[Figure data in JSON]
****************************************

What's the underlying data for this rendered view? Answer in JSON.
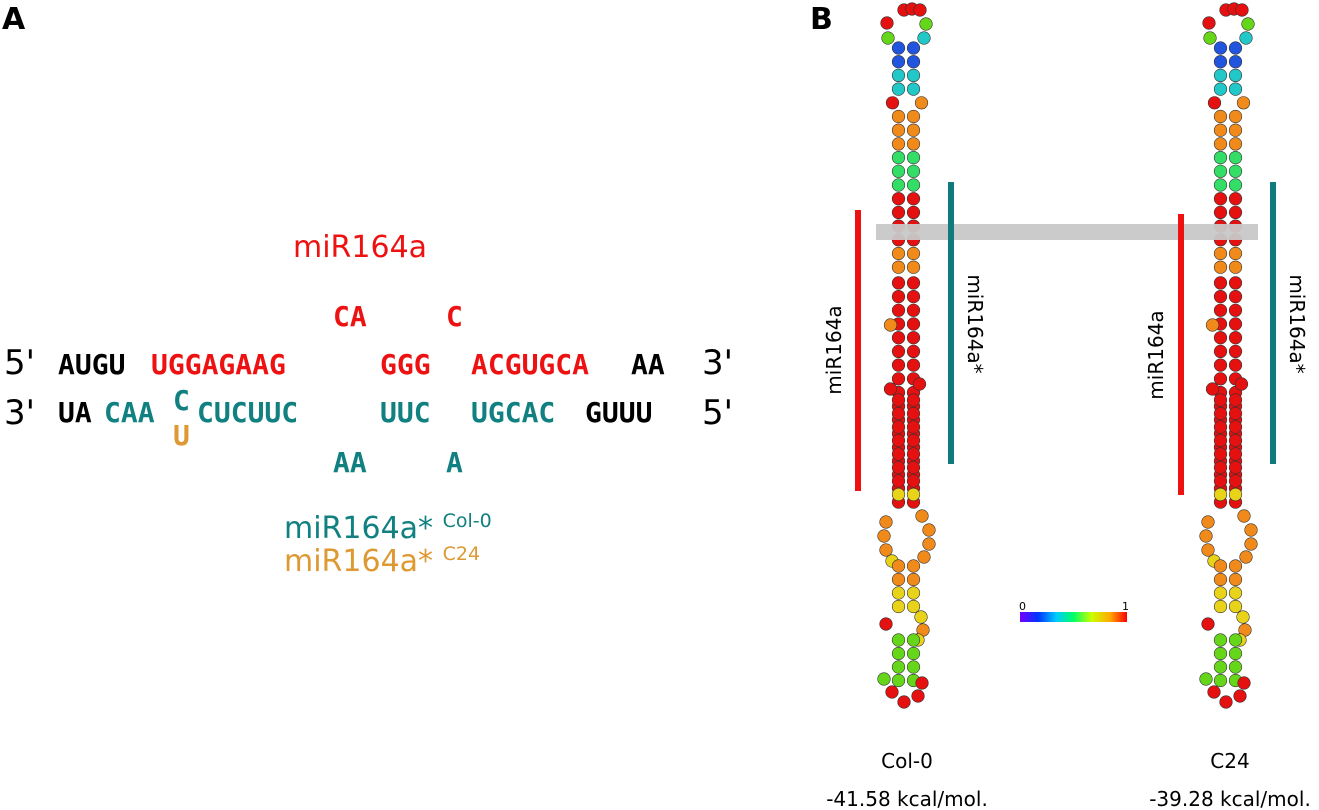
{
  "panel_a": {
    "label": "A",
    "mir_title": "miR164a",
    "top_bulges": [
      "CA",
      "C"
    ],
    "top": {
      "left_end": "5'",
      "right_end": "3'",
      "segments": [
        {
          "text": "AUGU",
          "color": "black"
        },
        {
          "text": "UGGAGAAG",
          "color": "red"
        },
        {
          "text": "GGG",
          "color": "red"
        },
        {
          "text": "ACGUGCA",
          "color": "red"
        },
        {
          "text": "AA",
          "color": "black"
        }
      ]
    },
    "bottom": {
      "left_end": "3'",
      "right_end": "5'",
      "segments": [
        {
          "text": "UA",
          "color": "black"
        },
        {
          "text": "CAA",
          "color": "teal"
        },
        {
          "text": "CUCUUC",
          "color": "teal"
        },
        {
          "text": "UUC",
          "color": "teal"
        },
        {
          "text": "UGCAC",
          "color": "teal"
        },
        {
          "text": "GUUU",
          "color": "black"
        }
      ],
      "variant_top": "C",
      "variant_bottom": "U"
    },
    "bottom_bulges": [
      "AA",
      "A"
    ],
    "legend": [
      {
        "name": "miR164a*",
        "sup": "Col-0",
        "color": "#118080"
      },
      {
        "name": "miR164a*",
        "sup": "C24",
        "color": "#dd9933"
      }
    ]
  },
  "panel_b": {
    "label": "B",
    "structures": [
      {
        "name": "Col-0",
        "energy": "-41.58 kcal/mol."
      },
      {
        "name": "C24",
        "energy": "-39.28 kcal/mol."
      }
    ],
    "mir_label": "miR164a",
    "star_label": "miR164a*",
    "scale_min": "0",
    "scale_max": "1",
    "colors": {
      "red": "#ee1111",
      "teal": "#117a7a",
      "band": "#c8c8c8"
    }
  }
}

****************************************

TASK TO CARRY OUT >>
Determine how many lines of the data contain the word "energy", and reply with that number only.

RESPONSE TO THE EXERCISE >>
2